* [Dataset records]:

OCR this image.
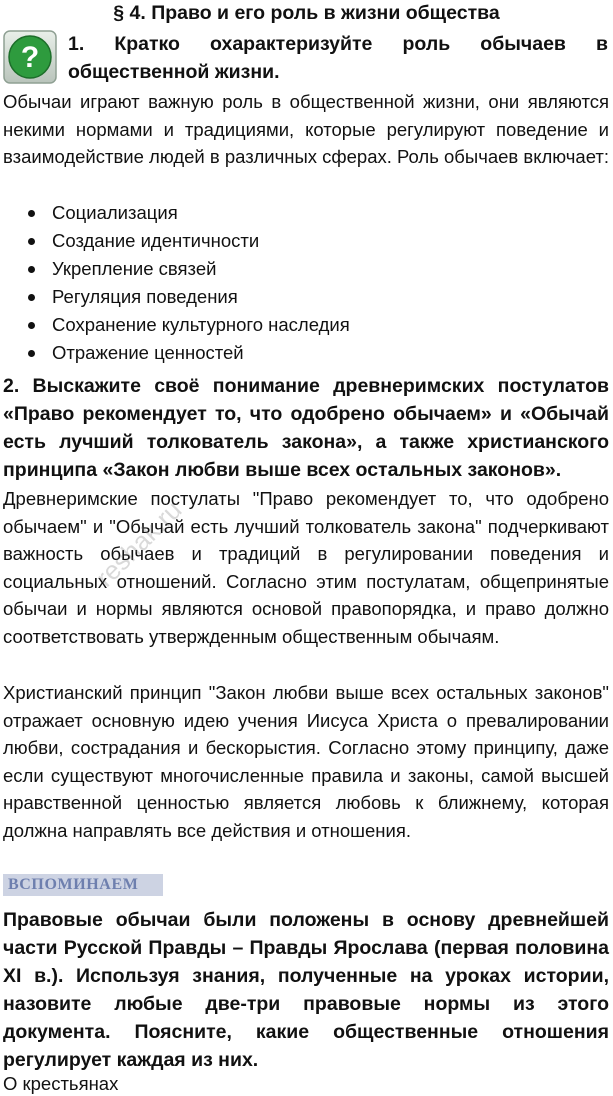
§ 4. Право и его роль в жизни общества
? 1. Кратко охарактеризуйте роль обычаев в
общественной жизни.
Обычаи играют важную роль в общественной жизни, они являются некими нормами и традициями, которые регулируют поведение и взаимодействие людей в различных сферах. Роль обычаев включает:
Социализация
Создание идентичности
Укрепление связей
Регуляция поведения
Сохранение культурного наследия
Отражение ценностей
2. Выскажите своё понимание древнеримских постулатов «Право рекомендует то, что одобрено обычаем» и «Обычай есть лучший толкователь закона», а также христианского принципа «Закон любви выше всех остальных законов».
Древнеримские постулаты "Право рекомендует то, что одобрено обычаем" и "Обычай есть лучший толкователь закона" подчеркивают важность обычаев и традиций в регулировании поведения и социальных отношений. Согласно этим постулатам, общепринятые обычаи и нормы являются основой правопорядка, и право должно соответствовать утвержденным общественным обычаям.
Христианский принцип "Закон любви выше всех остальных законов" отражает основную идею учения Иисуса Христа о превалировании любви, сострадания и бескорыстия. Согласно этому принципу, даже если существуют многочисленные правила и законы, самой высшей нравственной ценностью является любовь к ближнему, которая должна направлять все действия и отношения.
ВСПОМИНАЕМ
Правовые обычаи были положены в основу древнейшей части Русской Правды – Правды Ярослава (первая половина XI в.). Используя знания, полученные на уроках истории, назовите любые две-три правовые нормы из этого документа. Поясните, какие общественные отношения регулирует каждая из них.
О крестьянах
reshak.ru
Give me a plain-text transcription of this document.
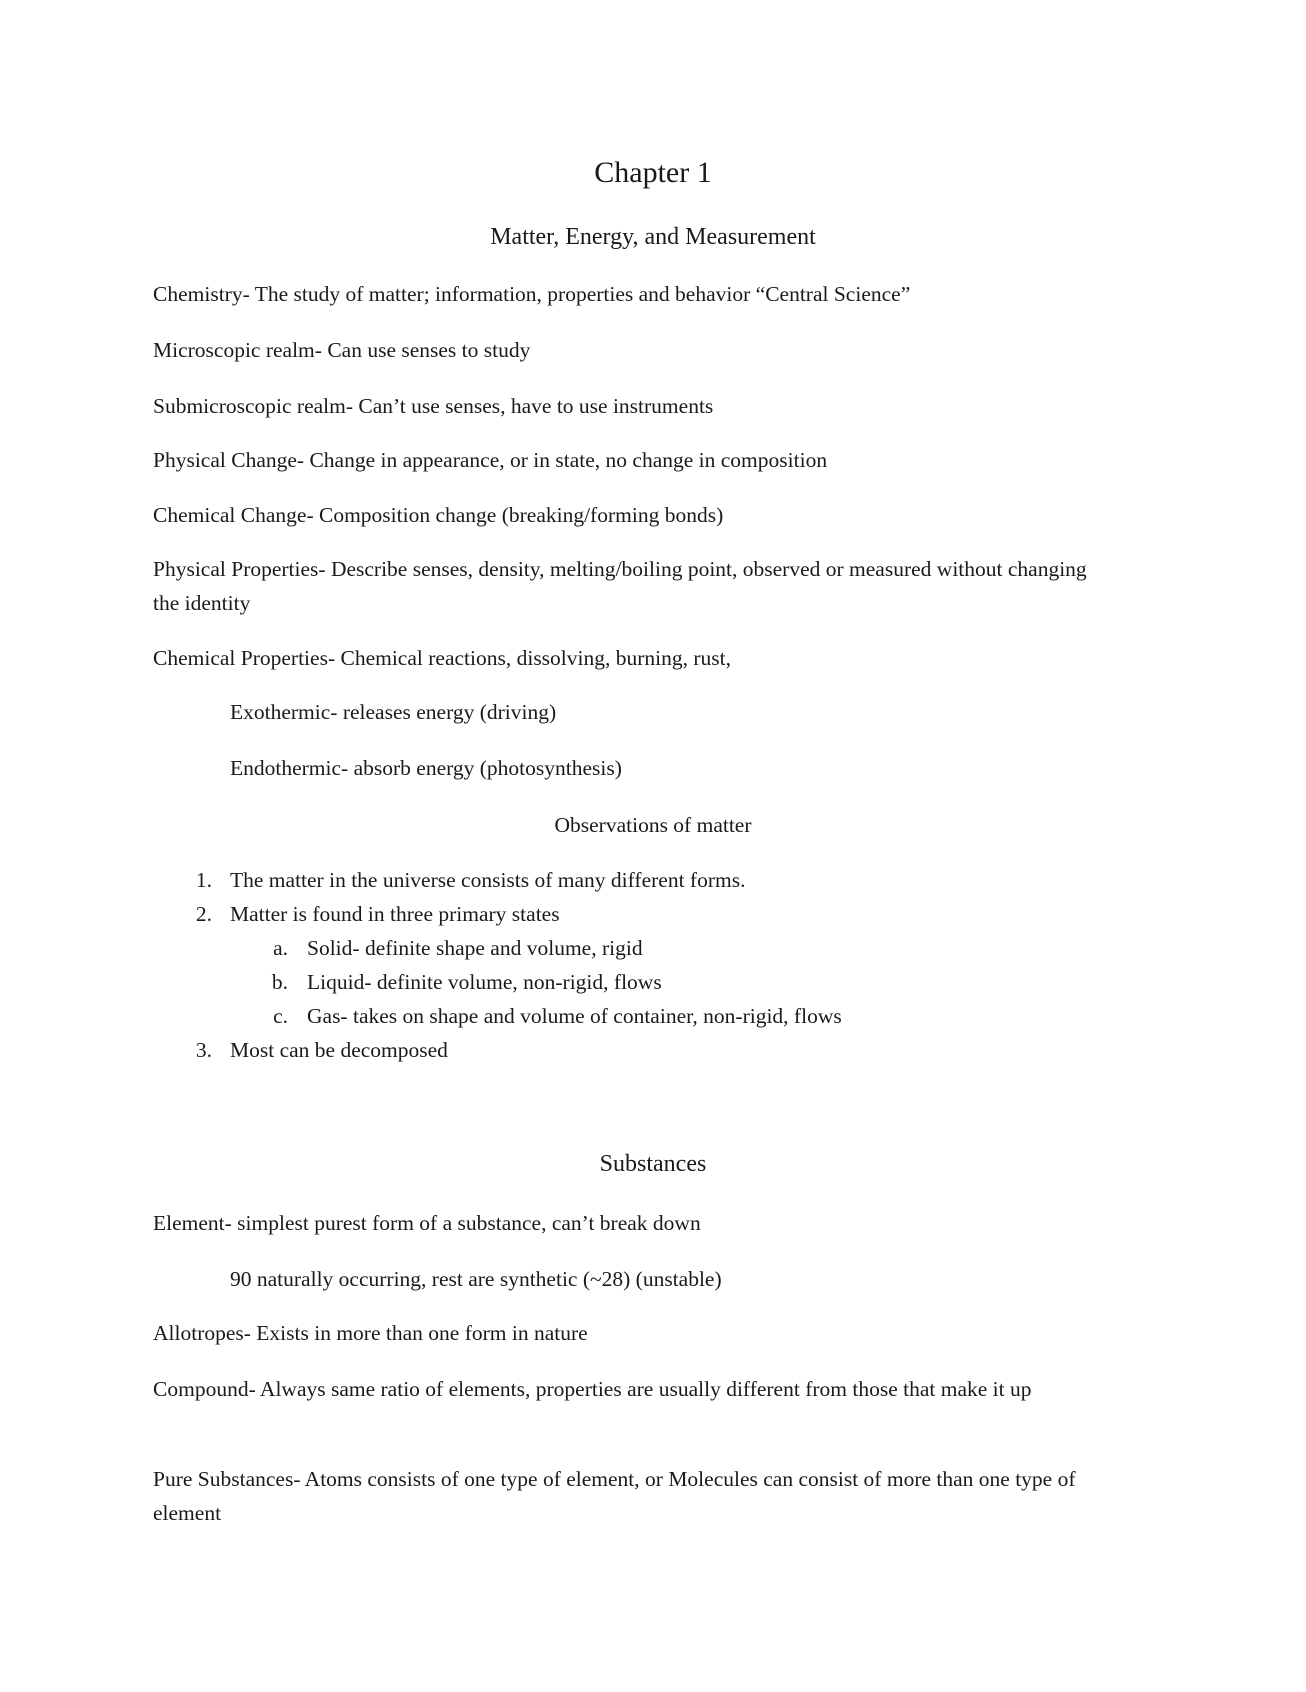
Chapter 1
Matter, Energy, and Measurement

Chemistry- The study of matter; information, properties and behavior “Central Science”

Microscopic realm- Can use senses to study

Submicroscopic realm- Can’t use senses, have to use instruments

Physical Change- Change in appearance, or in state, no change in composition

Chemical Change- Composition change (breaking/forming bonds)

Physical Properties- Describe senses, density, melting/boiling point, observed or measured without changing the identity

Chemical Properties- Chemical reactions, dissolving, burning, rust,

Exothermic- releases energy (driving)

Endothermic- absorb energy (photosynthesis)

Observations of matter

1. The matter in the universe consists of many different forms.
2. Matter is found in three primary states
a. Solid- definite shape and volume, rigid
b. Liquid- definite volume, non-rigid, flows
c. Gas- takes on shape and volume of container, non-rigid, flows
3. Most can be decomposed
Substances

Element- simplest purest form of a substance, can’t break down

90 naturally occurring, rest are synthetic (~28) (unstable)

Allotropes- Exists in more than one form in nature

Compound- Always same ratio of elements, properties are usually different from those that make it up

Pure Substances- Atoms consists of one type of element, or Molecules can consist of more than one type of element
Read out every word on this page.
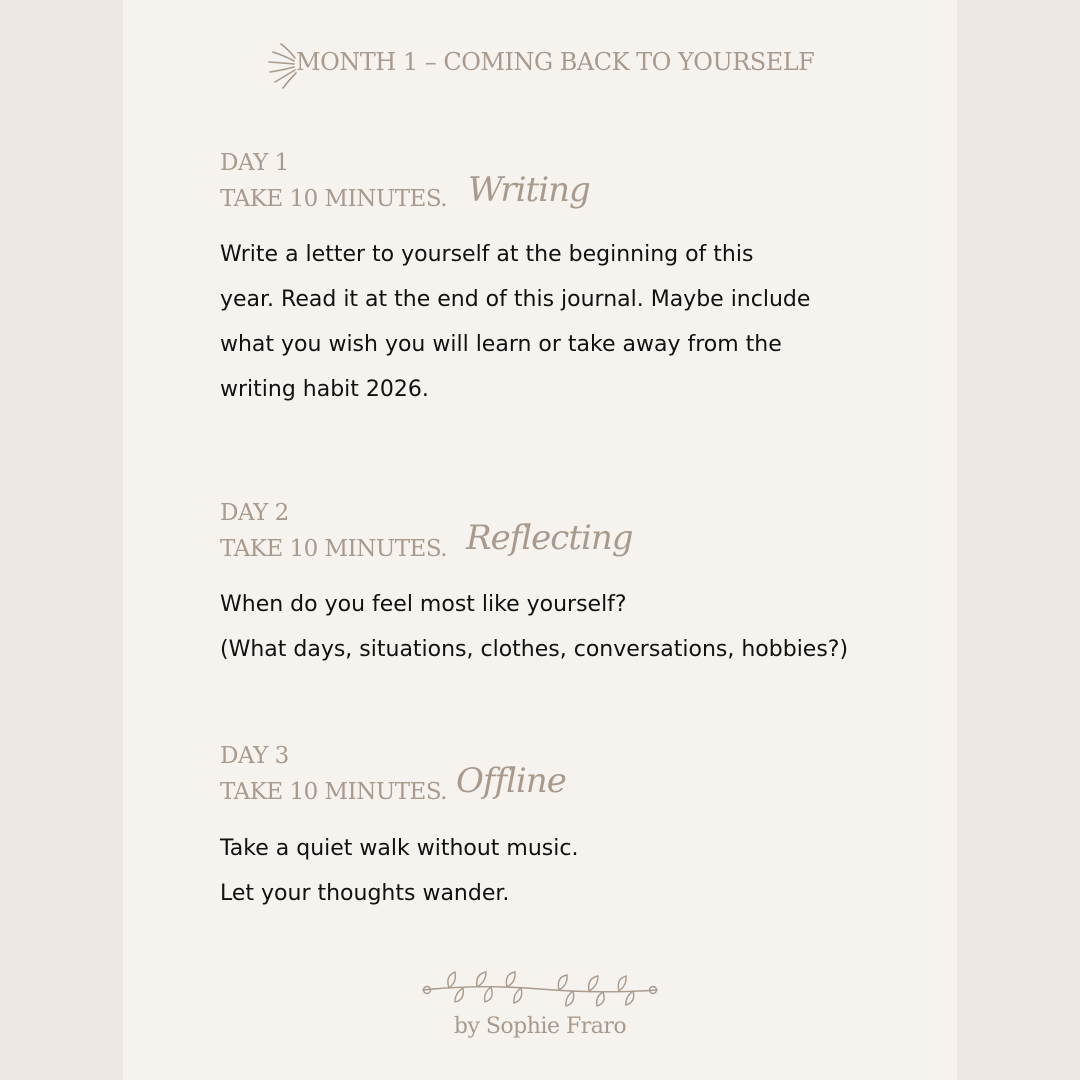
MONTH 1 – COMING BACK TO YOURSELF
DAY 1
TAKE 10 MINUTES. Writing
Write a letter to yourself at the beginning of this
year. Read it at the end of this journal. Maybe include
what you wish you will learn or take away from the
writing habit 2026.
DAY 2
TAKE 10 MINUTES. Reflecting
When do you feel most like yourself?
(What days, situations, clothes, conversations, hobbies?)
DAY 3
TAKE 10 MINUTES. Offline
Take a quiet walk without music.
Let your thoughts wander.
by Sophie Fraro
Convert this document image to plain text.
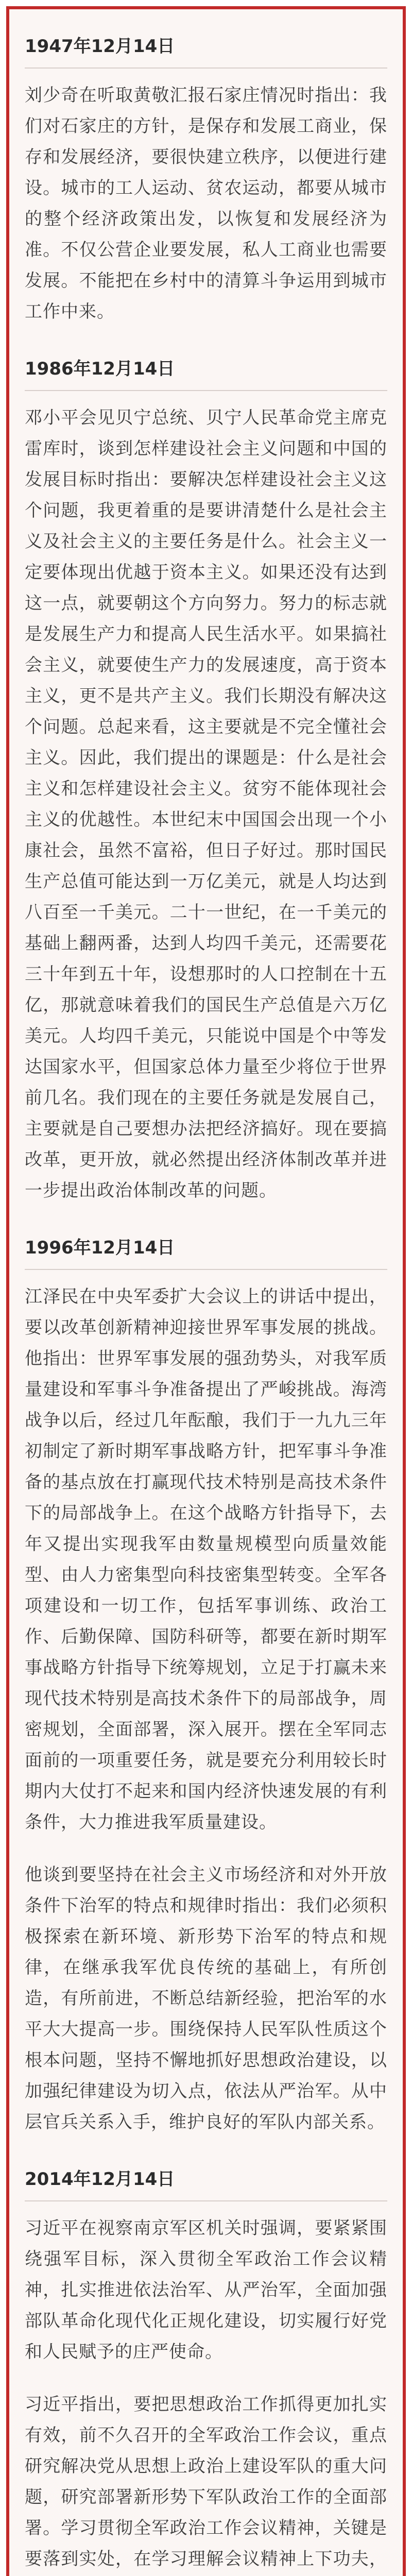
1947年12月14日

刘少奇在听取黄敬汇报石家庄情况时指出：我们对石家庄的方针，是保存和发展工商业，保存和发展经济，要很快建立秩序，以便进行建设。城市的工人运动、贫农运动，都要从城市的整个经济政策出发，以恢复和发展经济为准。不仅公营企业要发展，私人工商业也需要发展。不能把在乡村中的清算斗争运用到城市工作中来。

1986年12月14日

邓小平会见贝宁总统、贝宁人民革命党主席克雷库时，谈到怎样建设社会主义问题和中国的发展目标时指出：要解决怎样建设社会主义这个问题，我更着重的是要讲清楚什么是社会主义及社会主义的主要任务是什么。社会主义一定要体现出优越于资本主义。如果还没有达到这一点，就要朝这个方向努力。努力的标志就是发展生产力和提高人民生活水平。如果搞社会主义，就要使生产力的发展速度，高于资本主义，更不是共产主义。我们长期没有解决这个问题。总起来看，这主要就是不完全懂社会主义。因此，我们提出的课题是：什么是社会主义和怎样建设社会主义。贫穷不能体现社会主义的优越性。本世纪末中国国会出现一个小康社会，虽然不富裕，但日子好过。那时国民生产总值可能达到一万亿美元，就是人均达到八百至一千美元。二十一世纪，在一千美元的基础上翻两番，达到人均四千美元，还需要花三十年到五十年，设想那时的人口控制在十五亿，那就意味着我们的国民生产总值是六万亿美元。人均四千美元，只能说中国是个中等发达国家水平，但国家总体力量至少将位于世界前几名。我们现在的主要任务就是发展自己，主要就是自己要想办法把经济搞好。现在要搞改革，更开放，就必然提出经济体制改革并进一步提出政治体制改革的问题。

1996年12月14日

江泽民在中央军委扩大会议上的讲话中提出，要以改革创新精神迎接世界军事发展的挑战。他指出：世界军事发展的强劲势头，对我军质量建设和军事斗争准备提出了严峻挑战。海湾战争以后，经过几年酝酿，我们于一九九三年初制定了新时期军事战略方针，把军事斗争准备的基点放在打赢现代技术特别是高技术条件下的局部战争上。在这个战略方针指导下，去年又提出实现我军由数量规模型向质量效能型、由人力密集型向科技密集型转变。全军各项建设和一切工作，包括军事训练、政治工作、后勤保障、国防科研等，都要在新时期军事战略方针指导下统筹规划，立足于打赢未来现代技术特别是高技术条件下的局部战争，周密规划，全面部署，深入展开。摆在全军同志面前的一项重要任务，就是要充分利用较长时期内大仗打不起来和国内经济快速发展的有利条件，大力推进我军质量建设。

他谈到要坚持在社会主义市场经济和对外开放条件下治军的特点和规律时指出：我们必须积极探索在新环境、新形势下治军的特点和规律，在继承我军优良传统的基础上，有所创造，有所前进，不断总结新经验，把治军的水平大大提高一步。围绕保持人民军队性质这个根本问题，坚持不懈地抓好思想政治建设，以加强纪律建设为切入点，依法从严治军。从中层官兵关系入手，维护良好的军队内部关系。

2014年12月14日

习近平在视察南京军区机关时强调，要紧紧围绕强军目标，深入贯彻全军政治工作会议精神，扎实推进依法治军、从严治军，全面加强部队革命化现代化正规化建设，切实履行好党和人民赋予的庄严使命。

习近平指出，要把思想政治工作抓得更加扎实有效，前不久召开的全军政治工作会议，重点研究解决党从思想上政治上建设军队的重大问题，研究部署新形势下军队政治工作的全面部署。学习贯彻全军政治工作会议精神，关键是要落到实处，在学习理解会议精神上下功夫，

* [Given exercise]:
The pictures should not appear in the copy; every other part of the records above must be returned exactly.

* [Output]:
OCR this image.
§ 4. Право и его роль в жизни общества
? 1. Кратко охарактеризуйте роль обычаев в
общественной жизни.
Обычаи играют важную роль в общественной жизни, они являются некими нормами и традициями, которые регулируют поведение и взаимодействие людей в различных сферах. Роль обычаев включает:
Социализация
Создание идентичности
Укрепление связей
Регуляция поведения
Сохранение культурного наследия
Отражение ценностей
2. Выскажите своё понимание древнеримских постулатов «Право рекомендует то, что одобрено обычаем» и «Обычай есть лучший толкователь закона», а также христианского принципа «Закон любви выше всех остальных законов».
Древнеримские постулаты "Право рекомендует то, что одобрено обычаем" и "Обычай есть лучший толкователь закона" подчеркивают важность обычаев и традиций в регулировании поведения и социальных отношений. Согласно этим постулатам, общепринятые обычаи и нормы являются основой правопорядка, и право должно соответствовать утвержденным общественным обычаям.
Христианский принцип "Закон любви выше всех остальных законов" отражает основную идею учения Иисуса Христа о превалировании любви, сострадания и бескорыстия. Согласно этому принципу, даже если существуют многочисленные правила и законы, самой высшей нравственной ценностью является любовь к ближнему, которая должна направлять все действия и отношения.
ВСПОМИНАЕМ
Правовые обычаи были положены в основу древнейшей части Русской Правды – Правды Ярослава (первая половина XI в.). Используя знания, полученные на уроках истории, назовите любые две-три правовые нормы из этого документа. Поясните, какие общественные отношения регулирует каждая из них.
О крестьянах
reshak.ru
Give me a plain-text transcription of this document.
Chapter 1
Matter, Energy, and Measurement

Chemistry- The study of matter; information, properties and behavior “Central Science”

Microscopic realm- Can use senses to study

Submicroscopic realm- Can’t use senses, have to use instruments

Physical Change- Change in appearance, or in state, no change in composition

Chemical Change- Composition change (breaking/forming bonds)

Physical Properties- Describe senses, density, melting/boiling point, observed or measured without changing the identity

Chemical Properties- Chemical reactions, dissolving, burning, rust,

Exothermic- releases energy (driving)

Endothermic- absorb energy (photosynthesis)

Observations of matter

1. The matter in the universe consists of many different forms.
2. Matter is found in three primary states
a. Solid- definite shape and volume, rigid
b. Liquid- definite volume, non-rigid, flows
c. Gas- takes on shape and volume of container, non-rigid, flows
3. Most can be decomposed
Substances

Element- simplest purest form of a substance, can’t break down

90 naturally occurring, rest are synthetic (~28) (unstable)

Allotropes- Exists in more than one form in nature

Compound- Always same ratio of elements, properties are usually different from those that make it up

Pure Substances- Atoms consists of one type of element, or Molecules can consist of more than one type of element
Read out every word on this page.
MONTH 1 – COMING BACK TO YOURSELF
DAY 1
TAKE 10 MINUTES. Writing
Write a letter to yourself at the beginning of this
year. Read it at the end of this journal. Maybe include
what you wish you will learn or take away from the
writing habit 2026.
DAY 2
TAKE 10 MINUTES. Reflecting
When do you feel most like yourself?
(What days, situations, clothes, conversations, hobbies?)
DAY 3
TAKE 10 MINUTES. Offline
Take a quiet walk without music.
Let your thoughts wander.
by Sophie Fraro
Convert this document image to plain text.
1947年12月14日

刘少奇在听取黄敬汇报石家庄情况时指出：我们对石家庄的方针，是保存和发展工商业，保存和发展经济，要很快建立秩序，以便进行建设。城市的工人运动、贫农运动，都要从城市的整个经济政策出发，以恢复和发展经济为准。不仅公营企业要发展，私人工商业也需要发展。不能把在乡村中的清算斗争运用到城市工作中来。

1986年12月14日

邓小平会见贝宁总统、贝宁人民革命党主席克雷库时，谈到怎样建设社会主义问题和中国的发展目标时指出：要解决怎样建设社会主义这个问题，我更着重的是要讲清楚什么是社会主义及社会主义的主要任务是什么。社会主义一定要体现出优越于资本主义。如果还没有达到这一点，就要朝这个方向努力。努力的标志就是发展生产力和提高人民生活水平。如果搞社会主义，就要使生产力的发展速度，高于资本主义，更不是共产主义。我们长期没有解决这个问题。总起来看，这主要就是不完全懂社会主义。因此，我们提出的课题是：什么是社会主义和怎样建设社会主义。贫穷不能体现社会主义的优越性。本世纪末中国国会出现一个小康社会，虽然不富裕，但日子好过。那时国民生产总值可能达到一万亿美元，就是人均达到八百至一千美元。二十一世纪，在一千美元的基础上翻两番，达到人均四千美元，还需要花三十年到五十年，设想那时的人口控制在十五亿，那就意味着我们的国民生产总值是六万亿美元。人均四千美元，只能说中国是个中等发达国家水平，但国家总体力量至少将位于世界前几名。我们现在的主要任务就是发展自己，主要就是自己要想办法把经济搞好。现在要搞改革，更开放，就必然提出经济体制改革并进一步提出政治体制改革的问题。

1996年12月14日

江泽民在中央军委扩大会议上的讲话中提出，要以改革创新精神迎接世界军事发展的挑战。他指出：世界军事发展的强劲势头，对我军质量建设和军事斗争准备提出了严峻挑战。海湾战争以后，经过几年酝酿，我们于一九九三年初制定了新时期军事战略方针，把军事斗争准备的基点放在打赢现代技术特别是高技术条件下的局部战争上。在这个战略方针指导下，去年又提出实现我军由数量规模型向质量效能型、由人力密集型向科技密集型转变。全军各项建设和一切工作，包括军事训练、政治工作、后勤保障、国防科研等，都要在新时期军事战略方针指导下统筹规划，立足于打赢未来现代技术特别是高技术条件下的局部战争，周密规划，全面部署，深入展开。摆在全军同志面前的一项重要任务，就是要充分利用较长时期内大仗打不起来和国内经济快速发展的有利条件，大力推进我军质量建设。

他谈到要坚持在社会主义市场经济和对外开放条件下治军的特点和规律时指出：我们必须积极探索在新环境、新形势下治军的特点和规律，在继承我军优良传统的基础上，有所创造，有所前进，不断总结新经验，把治军的水平大大提高一步。围绕保持人民军队性质这个根本问题，坚持不懈地抓好思想政治建设，以加强纪律建设为切入点，依法从严治军。从中层官兵关系入手，维护良好的军队内部关系。

2014年12月14日

习近平在视察南京军区机关时强调，要紧紧围绕强军目标，深入贯彻全军政治工作会议精神，扎实推进依法治军、从严治军，全面加强部队革命化现代化正规化建设，切实履行好党和人民赋予的庄严使命。

习近平指出，要把思想政治工作抓得更加扎实有效，前不久召开的全军政治工作会议，重点研究解决党从思想上政治上建设军队的重大问题，研究部署新形势下军队政治工作的全面部署。学习贯彻全军政治工作会议精神，关键是要落到实处，在学习理解会议精神上下功夫，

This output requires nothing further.